= TASK OBJECTIVE =
Set down each entry from the block beneath, exactly as written.

————————

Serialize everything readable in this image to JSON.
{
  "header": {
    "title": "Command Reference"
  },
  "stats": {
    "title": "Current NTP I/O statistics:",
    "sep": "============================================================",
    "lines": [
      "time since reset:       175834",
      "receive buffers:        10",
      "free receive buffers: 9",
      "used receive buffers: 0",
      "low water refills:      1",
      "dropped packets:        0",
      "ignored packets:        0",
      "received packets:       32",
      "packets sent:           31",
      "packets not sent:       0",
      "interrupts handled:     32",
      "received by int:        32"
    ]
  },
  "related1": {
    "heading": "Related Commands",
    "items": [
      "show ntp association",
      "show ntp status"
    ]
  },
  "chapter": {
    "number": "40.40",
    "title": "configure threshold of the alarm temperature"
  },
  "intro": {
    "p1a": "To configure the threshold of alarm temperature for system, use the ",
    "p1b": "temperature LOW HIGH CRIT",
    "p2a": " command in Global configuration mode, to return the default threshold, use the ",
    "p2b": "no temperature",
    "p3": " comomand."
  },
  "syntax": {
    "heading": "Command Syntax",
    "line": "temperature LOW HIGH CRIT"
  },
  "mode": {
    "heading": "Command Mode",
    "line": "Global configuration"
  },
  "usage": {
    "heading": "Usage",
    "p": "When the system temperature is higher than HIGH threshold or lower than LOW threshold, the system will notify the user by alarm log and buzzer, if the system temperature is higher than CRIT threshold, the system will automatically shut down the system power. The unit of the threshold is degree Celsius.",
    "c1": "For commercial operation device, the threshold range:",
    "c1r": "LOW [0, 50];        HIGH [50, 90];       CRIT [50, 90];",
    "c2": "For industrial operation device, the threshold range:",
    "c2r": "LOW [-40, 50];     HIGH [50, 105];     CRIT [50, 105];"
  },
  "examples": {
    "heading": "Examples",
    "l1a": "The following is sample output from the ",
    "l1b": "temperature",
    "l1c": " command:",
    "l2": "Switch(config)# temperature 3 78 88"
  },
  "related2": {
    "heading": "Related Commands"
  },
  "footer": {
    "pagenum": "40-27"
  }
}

————————

= TASK OUTPUT =
Serialize everything readable in this image to JSON.
{
  "header": {
    "title": "Command Reference"
  },
  "stats": {
    "title": "Current NTP I/O statistics:",
    "sep": "============================================================",
    "lines": [
      "time since reset:       175834",
      "receive buffers:        10",
      "free receive buffers: 9",
      "used receive buffers: 0",
      "low water refills:      1",
      "dropped packets:        0",
      "ignored packets:        0",
      "received packets:       32",
      "packets sent:           31",
      "packets not sent:       0",
      "interrupts handled:     32",
      "received by int:        32"
    ]
  },
  "related1": {
    "heading": "Related Commands",
    "items": [
      "show ntp association",
      "show ntp status"
    ]
  },
  "chapter": {
    "number": "40.40",
    "title": "configure threshold of the alarm temperature"
  },
  "intro": {
    "p1a": "To configure the threshold of alarm temperature for system, use the ",
    "p1b": "temperature LOW HIGH CRIT",
    "p2a": " command in Global configuration mode, to return the default threshold, use the ",
    "p2b": "no temperature",
    "p3": " comomand."
  },
  "syntax": {
    "heading": "Command Syntax",
    "line": "temperature LOW HIGH CRIT"
  },
  "mode": {
    "heading": "Command Mode",
    "line": "Global configuration"
  },
  "usage": {
    "heading": "Usage",
    "p": "When the system temperature is higher than HIGH threshold or lower than LOW threshold, the system will notify the user by alarm log and buzzer, if the system temperature is higher than CRIT threshold, the system will automatically shut down the system power. The unit of the threshold is degree Celsius.",
    "c1": "For commercial operation device, the threshold range:",
    "c1r": "LOW [0, 50];        HIGH [50, 90];       CRIT [50, 90];",
    "c2": "For industrial operation device, the threshold range:",
    "c2r": "LOW [-40, 50];     HIGH [50, 105];     CRIT [50, 105];"
  },
  "examples": {
    "heading": "Examples",
    "l1a": "The following is sample output from the ",
    "l1b": "temperature",
    "l1c": " command:",
    "l2": "Switch(config)# temperature 3 78 88"
  },
  "related2": {
    "heading": "Related Commands"
  },
  "footer": {
    "pagenum": "40-27"
  }
}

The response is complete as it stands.